»»

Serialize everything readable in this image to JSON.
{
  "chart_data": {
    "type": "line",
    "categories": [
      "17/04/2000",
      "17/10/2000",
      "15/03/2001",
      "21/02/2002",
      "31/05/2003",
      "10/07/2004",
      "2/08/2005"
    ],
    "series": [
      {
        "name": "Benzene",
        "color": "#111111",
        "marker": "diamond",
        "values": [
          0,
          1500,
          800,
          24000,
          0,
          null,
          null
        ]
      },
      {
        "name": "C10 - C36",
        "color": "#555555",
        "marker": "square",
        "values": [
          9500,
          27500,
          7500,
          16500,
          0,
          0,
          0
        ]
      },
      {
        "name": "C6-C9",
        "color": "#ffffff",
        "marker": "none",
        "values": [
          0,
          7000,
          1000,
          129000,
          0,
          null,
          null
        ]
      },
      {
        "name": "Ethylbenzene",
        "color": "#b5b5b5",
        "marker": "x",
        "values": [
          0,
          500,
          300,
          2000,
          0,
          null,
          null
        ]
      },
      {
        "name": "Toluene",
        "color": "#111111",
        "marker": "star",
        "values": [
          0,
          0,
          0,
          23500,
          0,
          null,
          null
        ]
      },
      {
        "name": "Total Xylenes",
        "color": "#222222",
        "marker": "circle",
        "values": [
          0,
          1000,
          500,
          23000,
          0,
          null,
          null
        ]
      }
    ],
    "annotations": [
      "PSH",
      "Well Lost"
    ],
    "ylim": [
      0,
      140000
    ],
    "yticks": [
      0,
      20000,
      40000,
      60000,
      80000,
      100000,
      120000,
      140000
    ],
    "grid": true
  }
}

««
»»

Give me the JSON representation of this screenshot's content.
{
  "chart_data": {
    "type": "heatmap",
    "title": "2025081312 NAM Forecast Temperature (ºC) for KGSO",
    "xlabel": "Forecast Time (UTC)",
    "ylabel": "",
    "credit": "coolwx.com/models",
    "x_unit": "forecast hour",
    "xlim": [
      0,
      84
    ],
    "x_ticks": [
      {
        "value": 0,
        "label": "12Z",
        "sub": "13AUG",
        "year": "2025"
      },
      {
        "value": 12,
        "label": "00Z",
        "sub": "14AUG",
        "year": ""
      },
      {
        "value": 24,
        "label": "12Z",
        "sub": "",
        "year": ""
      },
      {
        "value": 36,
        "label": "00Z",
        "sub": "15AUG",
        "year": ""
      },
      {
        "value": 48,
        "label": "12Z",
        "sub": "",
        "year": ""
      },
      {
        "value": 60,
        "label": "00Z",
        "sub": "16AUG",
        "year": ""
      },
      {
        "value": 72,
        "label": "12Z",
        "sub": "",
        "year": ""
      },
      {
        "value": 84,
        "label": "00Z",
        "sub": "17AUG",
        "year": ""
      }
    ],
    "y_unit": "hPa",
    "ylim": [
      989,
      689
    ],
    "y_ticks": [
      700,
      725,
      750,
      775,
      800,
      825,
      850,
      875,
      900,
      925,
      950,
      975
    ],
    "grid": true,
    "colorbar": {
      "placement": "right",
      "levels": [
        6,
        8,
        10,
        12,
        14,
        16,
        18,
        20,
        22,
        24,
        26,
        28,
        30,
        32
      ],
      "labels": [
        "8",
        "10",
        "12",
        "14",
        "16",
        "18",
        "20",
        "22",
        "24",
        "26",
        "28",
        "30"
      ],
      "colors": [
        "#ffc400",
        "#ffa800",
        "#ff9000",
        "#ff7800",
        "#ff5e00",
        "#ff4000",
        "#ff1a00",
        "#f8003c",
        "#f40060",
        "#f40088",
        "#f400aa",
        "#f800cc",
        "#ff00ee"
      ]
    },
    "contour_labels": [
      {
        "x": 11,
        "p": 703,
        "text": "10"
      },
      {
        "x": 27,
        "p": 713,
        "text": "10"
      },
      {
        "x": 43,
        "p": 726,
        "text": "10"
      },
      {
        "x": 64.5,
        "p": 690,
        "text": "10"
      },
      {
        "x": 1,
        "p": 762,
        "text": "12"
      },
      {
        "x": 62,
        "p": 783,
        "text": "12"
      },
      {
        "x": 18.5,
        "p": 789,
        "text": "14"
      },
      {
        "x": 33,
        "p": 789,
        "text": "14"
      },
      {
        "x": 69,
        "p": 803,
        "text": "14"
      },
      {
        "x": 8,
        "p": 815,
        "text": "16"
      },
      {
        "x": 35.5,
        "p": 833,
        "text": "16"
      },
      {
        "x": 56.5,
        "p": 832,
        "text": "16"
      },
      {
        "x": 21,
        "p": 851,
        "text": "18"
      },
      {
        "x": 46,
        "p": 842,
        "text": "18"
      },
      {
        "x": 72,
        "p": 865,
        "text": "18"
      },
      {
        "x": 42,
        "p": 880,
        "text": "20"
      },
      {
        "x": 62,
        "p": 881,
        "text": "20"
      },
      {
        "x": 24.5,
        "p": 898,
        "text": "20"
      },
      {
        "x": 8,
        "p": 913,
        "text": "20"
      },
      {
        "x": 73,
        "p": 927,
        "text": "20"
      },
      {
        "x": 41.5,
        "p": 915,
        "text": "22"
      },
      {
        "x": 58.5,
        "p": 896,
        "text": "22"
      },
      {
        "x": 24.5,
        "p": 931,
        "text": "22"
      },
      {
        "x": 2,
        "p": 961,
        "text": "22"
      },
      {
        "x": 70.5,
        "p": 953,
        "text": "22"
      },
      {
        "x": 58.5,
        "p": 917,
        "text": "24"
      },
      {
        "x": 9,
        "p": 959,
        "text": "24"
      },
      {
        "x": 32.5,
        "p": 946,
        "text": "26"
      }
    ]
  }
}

««

Set problem
Report every line in the data above in which the word "name" appears.

Correct response
        "name": "Benzene",
        "name": "C10 - C36",
        "name": "C6-C9",
        "name": "Ethylbenzene",
        "name": "Toluene",
        "name": "Total Xylenes",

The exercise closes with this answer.